_TASK BRIEF_: Where the string "example" occurs in the material below, report the whole line.

---

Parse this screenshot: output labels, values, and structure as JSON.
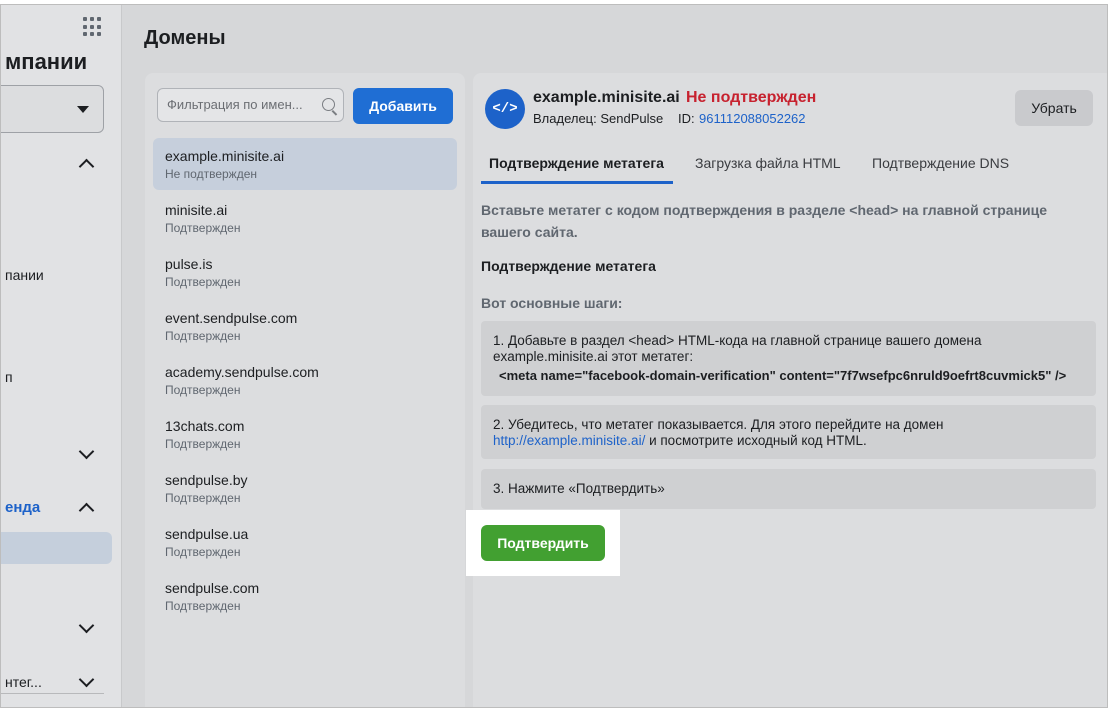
{
  "sidebar": {
    "title": "мпании",
    "item_companies": "пании",
    "item_small": "п",
    "section_blue": "енда",
    "bottom_item": "нтег..."
  },
  "page": {
    "title": "Домены"
  },
  "list": {
    "filter_placeholder": "Фильтрация по имен...",
    "add_label": "Добавить",
    "domains": [
      {
        "name": "example.minisite.ai",
        "status": "Не подтвержден"
      },
      {
        "name": "minisite.ai",
        "status": "Подтвержден"
      },
      {
        "name": "pulse.is",
        "status": "Подтвержден"
      },
      {
        "name": "event.sendpulse.com",
        "status": "Подтвержден"
      },
      {
        "name": "academy.sendpulse.com",
        "status": "Подтвержден"
      },
      {
        "name": "13chats.com",
        "status": "Подтвержден"
      },
      {
        "name": "sendpulse.by",
        "status": "Подтвержден"
      },
      {
        "name": "sendpulse.ua",
        "status": "Подтвержден"
      },
      {
        "name": "sendpulse.com",
        "status": "Подтвержден"
      }
    ]
  },
  "detail": {
    "domain": "example.minisite.ai",
    "status": "Не подтвержден",
    "owner": "Владелец: SendPulse",
    "id_label": "ID:",
    "id_value": "961112088052262",
    "remove_label": "Убрать",
    "tabs": [
      "Подтверждение метатега",
      "Загрузка файла HTML",
      "Подтверждение DNS"
    ],
    "intro": "Вставьте метатег с кодом подтверждения в разделе <head> на главной странице вашего сайта.",
    "section_title": "Подтверждение метатега",
    "steps_title": "Вот основные шаги:",
    "step1_text": "1. Добавьте в раздел <head> HTML-кода на главной странице вашего домена example.minisite.ai этот метатег:",
    "step1_meta": "<meta name=\"facebook-domain-verification\" content=\"7f7wsefpc6nruld9oefrt8cuvmick5\" />",
    "step2_text": "2. Убедитесь, что метатег показывается. Для этого перейдите на домен",
    "step2_link": "http://example.minisite.ai/",
    "step2_tail": " и посмотрите исходный код HTML.",
    "step3_text": "3. Нажмите «Подтвердить»",
    "confirm_label": "Подтвердить"
  }
}
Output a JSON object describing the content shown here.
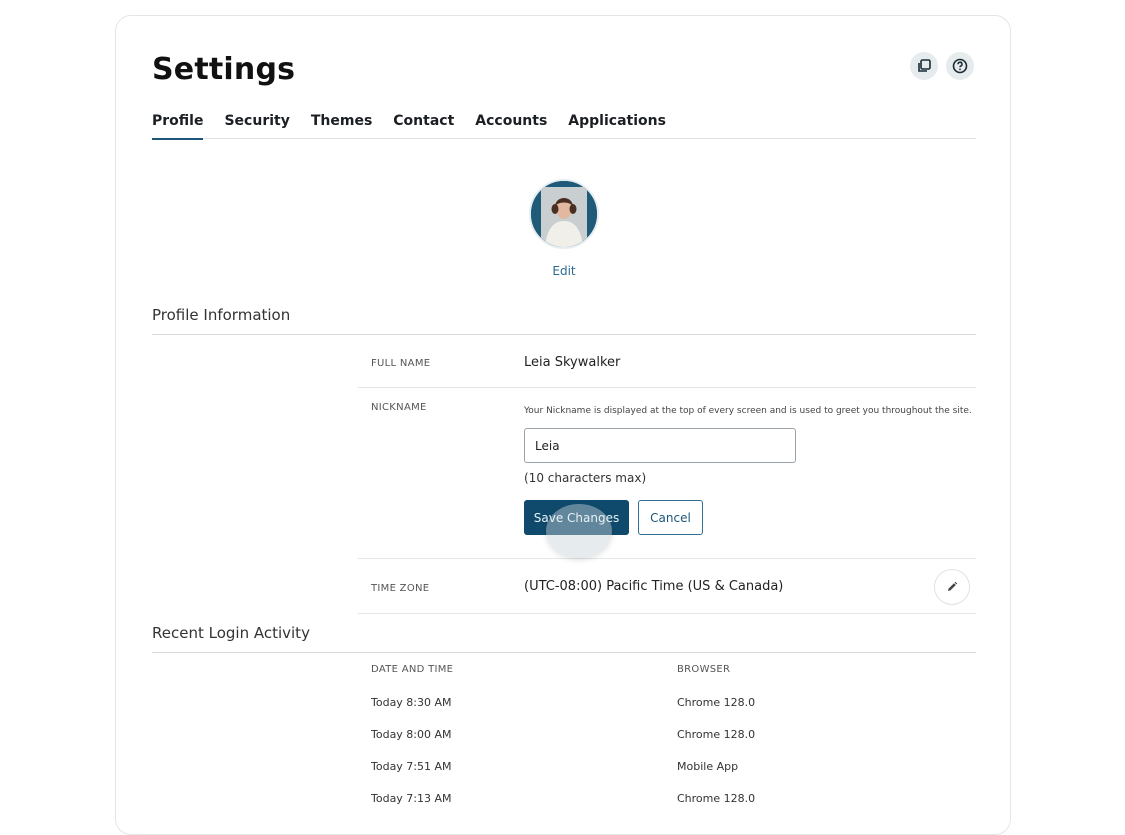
{
  "header": {
    "title": "Settings",
    "icons": [
      "copy-icon",
      "help-icon"
    ]
  },
  "tabs": [
    {
      "label": "Profile",
      "active": true
    },
    {
      "label": "Security",
      "active": false
    },
    {
      "label": "Themes",
      "active": false
    },
    {
      "label": "Contact",
      "active": false
    },
    {
      "label": "Accounts",
      "active": false
    },
    {
      "label": "Applications",
      "active": false
    }
  ],
  "avatar": {
    "edit_label": "Edit"
  },
  "profile_info": {
    "section_title": "Profile Information",
    "full_name": {
      "label": "FULL NAME",
      "value": "Leia Skywalker"
    },
    "nickname": {
      "label": "NICKNAME",
      "hint": "Your Nickname is displayed at the top of every screen and is used to greet you throughout the site.",
      "value": "Leia",
      "counter": "(10 characters max)",
      "save_label": "Save Changes",
      "cancel_label": "Cancel"
    },
    "time_zone": {
      "label": "TIME ZONE",
      "value": "(UTC-08:00) Pacific Time (US & Canada)"
    }
  },
  "login_activity": {
    "section_title": "Recent Login Activity",
    "columns": [
      "DATE AND TIME",
      "BROWSER"
    ],
    "rows": [
      [
        "Today 8:30 AM",
        "Chrome 128.0"
      ],
      [
        "Today 8:00 AM",
        "Chrome 128.0"
      ],
      [
        "Today 7:51 AM",
        "Mobile App"
      ],
      [
        "Today 7:13 AM",
        "Chrome 128.0"
      ]
    ]
  },
  "colors": {
    "primary": "#0f4a6d",
    "accent": "#1c5578",
    "link": "#2b6a93"
  }
}
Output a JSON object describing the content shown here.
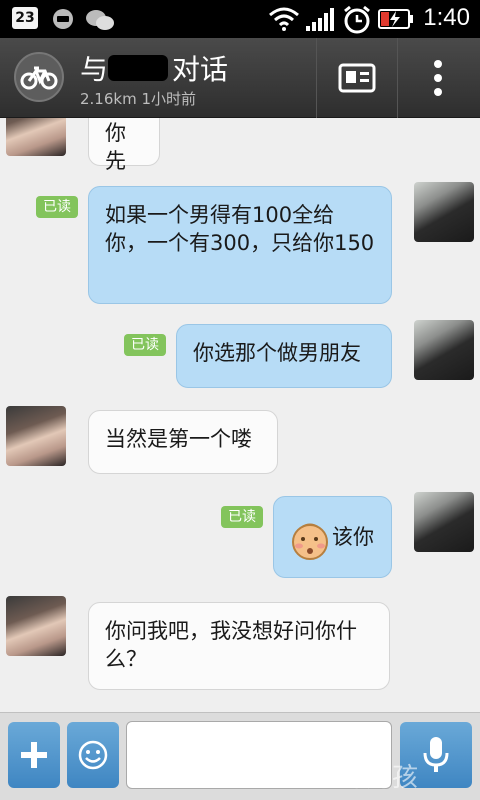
{
  "status_bar": {
    "date": "23",
    "time": "1:40",
    "icons": [
      "calendar-icon",
      "chat-notification-icon",
      "wechat-icon",
      "wifi-icon",
      "signal-icon",
      "alarm-icon",
      "battery-charging-icon"
    ]
  },
  "header": {
    "title": "与",
    "title_tail": "对话",
    "subtitle": "2.16km 1小时前",
    "icons": [
      "bicycle-icon",
      "profile-card-icon",
      "more-vert-icon"
    ]
  },
  "messages": [
    {
      "side": "in",
      "text": "你先"
    },
    {
      "side": "out",
      "text": "如果一个男得有100全给你，一个有300，只给你150",
      "read": "已读"
    },
    {
      "side": "out",
      "text": "你选那个做男朋友",
      "read": "已读"
    },
    {
      "side": "in",
      "text": "当然是第一个喽"
    },
    {
      "side": "out",
      "text": "该你",
      "emoji": "shy-face-emoji",
      "read": "已读"
    },
    {
      "side": "in",
      "text": "你问我吧，我没想好问你什么？"
    }
  ],
  "input_bar": {
    "value": "",
    "icons": [
      "plus-icon",
      "smiley-icon",
      "microphone-icon"
    ],
    "page_indicator": {
      "pages": 2,
      "current": 1
    },
    "watermark": "坏男孩"
  },
  "colors": {
    "out_bubble": "#b7dcf6",
    "in_bubble": "#fbfbfb",
    "read_badge": "#83c45c",
    "accent": "#3f86c2"
  }
}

---

_ANSWER BELOW_:
        "name": "example.minisite.ai",
    "domain": "example.minisite.ai",
    "step1_text": "1. Добавьте в раздел <head> HTML-кода на главной странице вашего домена example.minisite.ai этот метатег:",
    "step2_link": "http://example.minisite.ai/",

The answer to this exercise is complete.